- [Problem statement]:
Return the entries verbatim and drop every picture.

- [Data to use]:
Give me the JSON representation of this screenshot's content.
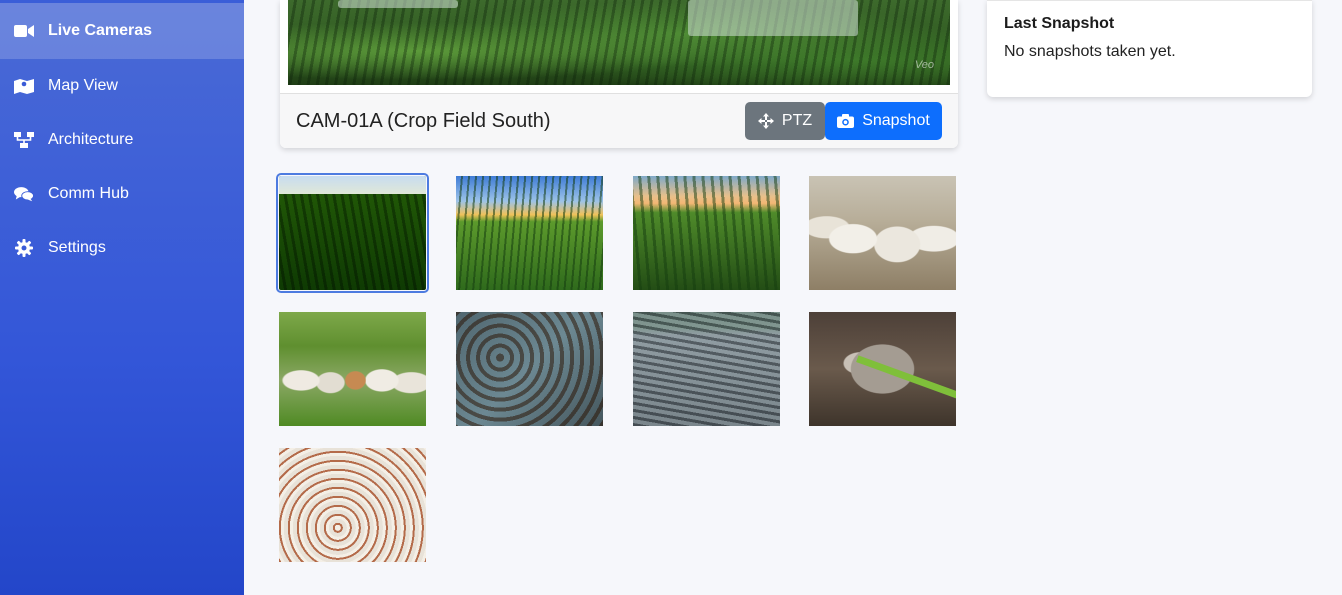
{
  "sidebar": {
    "items": [
      {
        "label": "Live Cameras",
        "icon": "video-camera-icon",
        "active": true
      },
      {
        "label": "Map View",
        "icon": "map-icon",
        "active": false
      },
      {
        "label": "Architecture",
        "icon": "network-icon",
        "active": false
      },
      {
        "label": "Comm Hub",
        "icon": "chat-bubbles-icon",
        "active": false
      },
      {
        "label": "Settings",
        "icon": "gear-icon",
        "active": false
      }
    ]
  },
  "camera": {
    "title": "CAM-01A (Crop Field South)",
    "ptz_label": "PTZ",
    "snapshot_label": "Snapshot",
    "watermark": "Veo"
  },
  "snapshot_panel": {
    "title": "Last Snapshot",
    "text": "No snapshots taken yet."
  },
  "thumbnails": [
    {
      "subject": "crop-rows",
      "selected": true
    },
    {
      "subject": "corn-field-sunset",
      "selected": false
    },
    {
      "subject": "corn-field-dusk",
      "selected": false
    },
    {
      "subject": "white-cattle-herd",
      "selected": false
    },
    {
      "subject": "cattle-in-pasture",
      "selected": false
    },
    {
      "subject": "catfish-pond",
      "selected": false
    },
    {
      "subject": "fish-farm-tank",
      "selected": false
    },
    {
      "subject": "grasscutter",
      "selected": false
    },
    {
      "subject": "poultry-house",
      "selected": false
    }
  ],
  "colors": {
    "sidebar": "#3356d8",
    "ptz_button": "#6c757d",
    "snapshot_button": "#0d6efd",
    "selection_outline": "#4d7be0"
  }
}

- [Exercise response]:
Give me the JSON representation of this screenshot's content.
{
  "sidebar": {
    "items": [
      {
        "label": "Live Cameras",
        "icon": "video-camera-icon",
        "active": true
      },
      {
        "label": "Map View",
        "icon": "map-icon",
        "active": false
      },
      {
        "label": "Architecture",
        "icon": "network-icon",
        "active": false
      },
      {
        "label": "Comm Hub",
        "icon": "chat-bubbles-icon",
        "active": false
      },
      {
        "label": "Settings",
        "icon": "gear-icon",
        "active": false
      }
    ]
  },
  "camera": {
    "title": "CAM-01A (Crop Field South)",
    "ptz_label": "PTZ",
    "snapshot_label": "Snapshot",
    "watermark": "Veo"
  },
  "snapshot_panel": {
    "title": "Last Snapshot",
    "text": "No snapshots taken yet."
  },
  "thumbnails": [
    {
      "subject": "crop-rows",
      "selected": true
    },
    {
      "subject": "corn-field-sunset",
      "selected": false
    },
    {
      "subject": "corn-field-dusk",
      "selected": false
    },
    {
      "subject": "white-cattle-herd",
      "selected": false
    },
    {
      "subject": "cattle-in-pasture",
      "selected": false
    },
    {
      "subject": "catfish-pond",
      "selected": false
    },
    {
      "subject": "fish-farm-tank",
      "selected": false
    },
    {
      "subject": "grasscutter",
      "selected": false
    },
    {
      "subject": "poultry-house",
      "selected": false
    }
  ],
  "colors": {
    "sidebar": "#3356d8",
    "ptz_button": "#6c757d",
    "snapshot_button": "#0d6efd",
    "selection_outline": "#4d7be0"
  }
}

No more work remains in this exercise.